### EXERCISE DIRECTIONS
What is the number of lines holding the word "bruk"? Give that number alone.

--- START EXERCISE INPUT ---

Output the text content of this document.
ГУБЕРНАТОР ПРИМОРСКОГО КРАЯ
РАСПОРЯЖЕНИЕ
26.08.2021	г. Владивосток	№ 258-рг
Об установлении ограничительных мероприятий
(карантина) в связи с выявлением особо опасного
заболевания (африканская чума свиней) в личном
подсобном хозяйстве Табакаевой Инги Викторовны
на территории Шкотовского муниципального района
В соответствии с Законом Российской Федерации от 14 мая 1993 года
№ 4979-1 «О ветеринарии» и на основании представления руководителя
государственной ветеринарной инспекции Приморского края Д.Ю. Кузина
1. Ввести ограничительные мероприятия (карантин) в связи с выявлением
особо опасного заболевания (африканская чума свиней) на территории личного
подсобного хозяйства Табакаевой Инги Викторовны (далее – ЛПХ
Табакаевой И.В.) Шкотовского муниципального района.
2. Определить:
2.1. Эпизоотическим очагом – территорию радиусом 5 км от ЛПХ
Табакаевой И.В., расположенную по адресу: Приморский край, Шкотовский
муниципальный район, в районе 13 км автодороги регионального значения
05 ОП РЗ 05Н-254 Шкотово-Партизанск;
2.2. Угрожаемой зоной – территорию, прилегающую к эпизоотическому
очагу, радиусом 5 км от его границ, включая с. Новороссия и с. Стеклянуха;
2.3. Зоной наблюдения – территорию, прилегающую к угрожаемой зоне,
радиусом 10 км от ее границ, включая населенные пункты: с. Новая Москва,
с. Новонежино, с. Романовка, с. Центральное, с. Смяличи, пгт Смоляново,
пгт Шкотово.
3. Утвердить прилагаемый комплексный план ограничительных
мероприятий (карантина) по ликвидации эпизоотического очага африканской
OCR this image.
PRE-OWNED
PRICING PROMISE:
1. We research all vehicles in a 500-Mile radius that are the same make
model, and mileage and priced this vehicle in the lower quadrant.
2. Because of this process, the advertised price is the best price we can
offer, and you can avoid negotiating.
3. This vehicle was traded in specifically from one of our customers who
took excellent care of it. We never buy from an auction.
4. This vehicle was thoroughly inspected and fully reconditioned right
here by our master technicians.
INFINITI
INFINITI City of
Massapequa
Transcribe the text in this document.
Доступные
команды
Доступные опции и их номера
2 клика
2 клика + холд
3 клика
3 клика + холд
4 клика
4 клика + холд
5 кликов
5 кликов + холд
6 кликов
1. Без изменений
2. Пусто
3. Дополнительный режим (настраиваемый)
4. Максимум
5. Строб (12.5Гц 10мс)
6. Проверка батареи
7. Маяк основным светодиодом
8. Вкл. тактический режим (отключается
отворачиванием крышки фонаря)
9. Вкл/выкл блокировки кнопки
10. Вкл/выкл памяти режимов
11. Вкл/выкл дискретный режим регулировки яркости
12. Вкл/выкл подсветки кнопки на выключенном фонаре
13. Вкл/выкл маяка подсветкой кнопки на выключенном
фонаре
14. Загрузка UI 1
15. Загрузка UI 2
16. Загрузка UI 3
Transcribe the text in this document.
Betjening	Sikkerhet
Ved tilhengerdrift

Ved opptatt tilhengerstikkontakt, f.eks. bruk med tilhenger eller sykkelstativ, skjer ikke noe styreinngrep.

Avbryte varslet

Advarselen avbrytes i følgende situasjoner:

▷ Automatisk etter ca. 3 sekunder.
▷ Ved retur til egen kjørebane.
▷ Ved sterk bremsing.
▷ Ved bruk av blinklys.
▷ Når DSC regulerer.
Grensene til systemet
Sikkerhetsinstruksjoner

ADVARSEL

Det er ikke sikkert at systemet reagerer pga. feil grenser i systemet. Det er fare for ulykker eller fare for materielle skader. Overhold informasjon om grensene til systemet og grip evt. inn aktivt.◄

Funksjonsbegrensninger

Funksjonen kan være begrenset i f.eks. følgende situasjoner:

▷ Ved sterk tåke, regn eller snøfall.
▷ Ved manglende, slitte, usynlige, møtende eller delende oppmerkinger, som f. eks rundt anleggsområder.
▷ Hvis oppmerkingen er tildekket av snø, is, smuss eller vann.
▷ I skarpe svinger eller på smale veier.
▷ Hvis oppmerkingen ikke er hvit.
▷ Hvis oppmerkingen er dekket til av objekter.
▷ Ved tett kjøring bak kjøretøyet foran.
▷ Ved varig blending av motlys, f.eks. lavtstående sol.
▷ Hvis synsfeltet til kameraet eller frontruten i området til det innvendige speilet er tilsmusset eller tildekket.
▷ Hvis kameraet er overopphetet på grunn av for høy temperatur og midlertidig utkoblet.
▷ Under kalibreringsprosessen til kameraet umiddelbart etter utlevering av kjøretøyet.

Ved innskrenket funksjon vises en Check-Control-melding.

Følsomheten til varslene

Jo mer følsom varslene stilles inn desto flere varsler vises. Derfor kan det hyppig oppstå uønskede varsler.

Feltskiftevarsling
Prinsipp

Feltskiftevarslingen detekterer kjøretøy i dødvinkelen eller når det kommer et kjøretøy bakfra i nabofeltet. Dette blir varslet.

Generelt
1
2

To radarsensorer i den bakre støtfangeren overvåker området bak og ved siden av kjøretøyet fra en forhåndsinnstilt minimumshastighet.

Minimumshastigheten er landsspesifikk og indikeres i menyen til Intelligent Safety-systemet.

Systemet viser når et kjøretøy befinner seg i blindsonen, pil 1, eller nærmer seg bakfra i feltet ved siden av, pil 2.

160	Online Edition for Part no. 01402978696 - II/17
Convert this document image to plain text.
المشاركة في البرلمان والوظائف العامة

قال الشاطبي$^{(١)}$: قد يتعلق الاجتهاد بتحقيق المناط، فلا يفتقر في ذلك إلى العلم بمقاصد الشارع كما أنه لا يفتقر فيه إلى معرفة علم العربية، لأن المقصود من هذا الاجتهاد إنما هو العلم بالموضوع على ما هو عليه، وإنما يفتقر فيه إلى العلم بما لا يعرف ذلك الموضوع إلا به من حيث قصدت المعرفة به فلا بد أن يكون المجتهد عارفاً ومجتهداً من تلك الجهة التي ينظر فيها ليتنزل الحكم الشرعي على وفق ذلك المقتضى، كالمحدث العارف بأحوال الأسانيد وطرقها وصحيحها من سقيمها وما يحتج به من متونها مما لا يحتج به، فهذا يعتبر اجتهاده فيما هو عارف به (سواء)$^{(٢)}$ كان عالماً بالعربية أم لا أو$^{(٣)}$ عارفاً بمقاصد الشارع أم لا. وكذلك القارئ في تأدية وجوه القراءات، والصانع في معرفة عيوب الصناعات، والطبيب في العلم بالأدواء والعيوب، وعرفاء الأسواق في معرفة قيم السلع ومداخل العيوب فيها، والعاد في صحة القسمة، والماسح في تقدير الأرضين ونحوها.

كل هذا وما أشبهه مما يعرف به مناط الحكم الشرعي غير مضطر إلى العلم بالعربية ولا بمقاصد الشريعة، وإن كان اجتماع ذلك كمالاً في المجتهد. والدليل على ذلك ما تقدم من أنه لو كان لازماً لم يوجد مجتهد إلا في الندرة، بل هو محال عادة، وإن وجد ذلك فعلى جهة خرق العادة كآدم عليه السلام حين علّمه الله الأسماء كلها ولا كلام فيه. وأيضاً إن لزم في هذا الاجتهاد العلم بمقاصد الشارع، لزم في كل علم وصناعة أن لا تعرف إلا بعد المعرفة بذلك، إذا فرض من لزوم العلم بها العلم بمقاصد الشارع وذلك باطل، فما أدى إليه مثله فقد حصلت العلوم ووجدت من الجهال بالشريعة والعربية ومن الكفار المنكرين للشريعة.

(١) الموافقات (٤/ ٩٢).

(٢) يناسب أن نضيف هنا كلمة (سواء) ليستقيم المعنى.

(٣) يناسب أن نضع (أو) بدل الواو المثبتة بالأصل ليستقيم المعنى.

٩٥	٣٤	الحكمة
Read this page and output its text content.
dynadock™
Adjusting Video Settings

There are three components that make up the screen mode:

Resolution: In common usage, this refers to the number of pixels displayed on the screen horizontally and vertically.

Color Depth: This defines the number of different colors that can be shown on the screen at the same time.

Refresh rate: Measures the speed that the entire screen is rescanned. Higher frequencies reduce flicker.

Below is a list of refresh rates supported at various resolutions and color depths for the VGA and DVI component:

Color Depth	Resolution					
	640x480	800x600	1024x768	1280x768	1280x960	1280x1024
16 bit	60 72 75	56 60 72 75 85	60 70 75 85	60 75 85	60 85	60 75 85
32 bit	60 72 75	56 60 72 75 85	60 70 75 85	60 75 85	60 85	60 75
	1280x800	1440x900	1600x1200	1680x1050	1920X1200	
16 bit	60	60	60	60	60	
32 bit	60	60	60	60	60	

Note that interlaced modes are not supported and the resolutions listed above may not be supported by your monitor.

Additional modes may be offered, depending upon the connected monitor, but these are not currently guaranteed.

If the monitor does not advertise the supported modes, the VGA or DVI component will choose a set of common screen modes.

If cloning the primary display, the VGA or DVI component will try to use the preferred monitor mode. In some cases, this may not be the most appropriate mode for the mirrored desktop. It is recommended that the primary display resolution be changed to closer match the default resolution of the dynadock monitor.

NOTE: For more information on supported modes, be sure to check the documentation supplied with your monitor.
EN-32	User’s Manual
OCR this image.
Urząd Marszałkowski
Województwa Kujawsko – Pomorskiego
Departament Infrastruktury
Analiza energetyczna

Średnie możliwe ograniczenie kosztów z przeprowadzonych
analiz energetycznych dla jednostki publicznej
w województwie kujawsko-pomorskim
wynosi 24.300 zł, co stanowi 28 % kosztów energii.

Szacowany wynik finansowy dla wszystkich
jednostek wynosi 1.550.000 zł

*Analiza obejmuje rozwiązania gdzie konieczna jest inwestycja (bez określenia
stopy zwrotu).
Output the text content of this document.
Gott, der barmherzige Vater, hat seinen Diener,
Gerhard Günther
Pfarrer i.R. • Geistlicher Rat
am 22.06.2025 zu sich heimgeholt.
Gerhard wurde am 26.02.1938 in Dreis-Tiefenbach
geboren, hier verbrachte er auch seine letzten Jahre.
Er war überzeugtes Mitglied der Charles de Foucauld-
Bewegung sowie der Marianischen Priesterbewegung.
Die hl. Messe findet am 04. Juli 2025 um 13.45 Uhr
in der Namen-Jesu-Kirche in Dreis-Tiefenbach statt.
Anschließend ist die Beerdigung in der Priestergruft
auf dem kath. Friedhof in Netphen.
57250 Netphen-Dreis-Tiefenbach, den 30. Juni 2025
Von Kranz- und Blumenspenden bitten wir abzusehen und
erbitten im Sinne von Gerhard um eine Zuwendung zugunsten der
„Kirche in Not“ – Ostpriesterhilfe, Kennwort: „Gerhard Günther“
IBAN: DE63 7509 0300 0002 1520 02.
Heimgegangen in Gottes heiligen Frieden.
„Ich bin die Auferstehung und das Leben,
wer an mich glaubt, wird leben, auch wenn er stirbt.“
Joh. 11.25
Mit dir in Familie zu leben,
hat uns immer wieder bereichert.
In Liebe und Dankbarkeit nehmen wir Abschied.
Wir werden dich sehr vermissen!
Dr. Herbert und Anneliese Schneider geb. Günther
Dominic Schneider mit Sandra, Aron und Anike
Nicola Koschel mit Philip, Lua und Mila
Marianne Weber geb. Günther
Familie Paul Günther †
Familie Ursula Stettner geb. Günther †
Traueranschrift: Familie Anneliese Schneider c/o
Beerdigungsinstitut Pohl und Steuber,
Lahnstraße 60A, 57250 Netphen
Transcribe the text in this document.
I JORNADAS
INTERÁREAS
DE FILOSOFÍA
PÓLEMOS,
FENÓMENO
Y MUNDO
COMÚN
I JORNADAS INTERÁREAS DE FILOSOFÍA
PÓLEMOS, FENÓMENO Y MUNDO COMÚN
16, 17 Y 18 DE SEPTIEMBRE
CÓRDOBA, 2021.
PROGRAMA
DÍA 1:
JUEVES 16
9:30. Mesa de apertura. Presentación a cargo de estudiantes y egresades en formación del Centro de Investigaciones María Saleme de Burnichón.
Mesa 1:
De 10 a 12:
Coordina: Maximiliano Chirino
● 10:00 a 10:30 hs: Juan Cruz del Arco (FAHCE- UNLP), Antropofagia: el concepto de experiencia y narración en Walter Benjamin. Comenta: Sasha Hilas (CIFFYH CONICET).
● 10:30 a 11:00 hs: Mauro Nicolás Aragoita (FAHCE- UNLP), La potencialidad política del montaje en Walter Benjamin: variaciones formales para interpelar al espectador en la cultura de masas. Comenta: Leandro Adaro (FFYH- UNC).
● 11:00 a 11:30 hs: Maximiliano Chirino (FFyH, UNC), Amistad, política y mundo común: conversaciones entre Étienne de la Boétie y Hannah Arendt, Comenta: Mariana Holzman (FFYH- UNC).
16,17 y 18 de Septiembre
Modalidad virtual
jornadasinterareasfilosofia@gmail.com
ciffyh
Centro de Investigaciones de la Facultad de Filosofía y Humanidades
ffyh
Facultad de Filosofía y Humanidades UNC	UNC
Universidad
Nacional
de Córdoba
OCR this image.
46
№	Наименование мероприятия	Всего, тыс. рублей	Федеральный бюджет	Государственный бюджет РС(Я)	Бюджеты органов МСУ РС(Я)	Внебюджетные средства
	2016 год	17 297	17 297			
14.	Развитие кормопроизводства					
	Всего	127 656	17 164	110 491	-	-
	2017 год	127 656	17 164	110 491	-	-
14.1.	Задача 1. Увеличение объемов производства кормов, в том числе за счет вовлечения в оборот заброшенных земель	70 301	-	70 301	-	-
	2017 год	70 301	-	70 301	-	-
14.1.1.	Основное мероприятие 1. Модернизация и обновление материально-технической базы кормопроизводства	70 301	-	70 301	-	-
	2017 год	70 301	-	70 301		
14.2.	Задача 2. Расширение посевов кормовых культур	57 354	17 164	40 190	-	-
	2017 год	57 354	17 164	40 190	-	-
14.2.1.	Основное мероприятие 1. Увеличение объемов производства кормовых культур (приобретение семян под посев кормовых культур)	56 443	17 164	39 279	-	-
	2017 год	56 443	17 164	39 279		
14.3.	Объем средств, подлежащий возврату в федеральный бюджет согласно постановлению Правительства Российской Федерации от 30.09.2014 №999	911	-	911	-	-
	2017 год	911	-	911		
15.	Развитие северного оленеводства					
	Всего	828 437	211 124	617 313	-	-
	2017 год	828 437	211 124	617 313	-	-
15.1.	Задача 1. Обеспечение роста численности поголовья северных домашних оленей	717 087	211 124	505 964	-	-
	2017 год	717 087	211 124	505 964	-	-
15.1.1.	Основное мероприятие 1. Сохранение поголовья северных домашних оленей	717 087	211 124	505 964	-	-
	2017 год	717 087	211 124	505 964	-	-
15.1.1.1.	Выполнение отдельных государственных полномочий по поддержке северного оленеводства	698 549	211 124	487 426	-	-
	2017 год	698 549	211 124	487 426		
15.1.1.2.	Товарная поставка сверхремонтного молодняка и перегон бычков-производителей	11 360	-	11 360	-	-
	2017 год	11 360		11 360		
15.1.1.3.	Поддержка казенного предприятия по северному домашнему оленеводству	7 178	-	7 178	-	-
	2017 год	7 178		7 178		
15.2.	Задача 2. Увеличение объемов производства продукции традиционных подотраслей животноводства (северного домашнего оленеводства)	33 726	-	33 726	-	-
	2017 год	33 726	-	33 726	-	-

--- END EXERCISE INPUT ---

### RESULT OF THE EXERCISE
2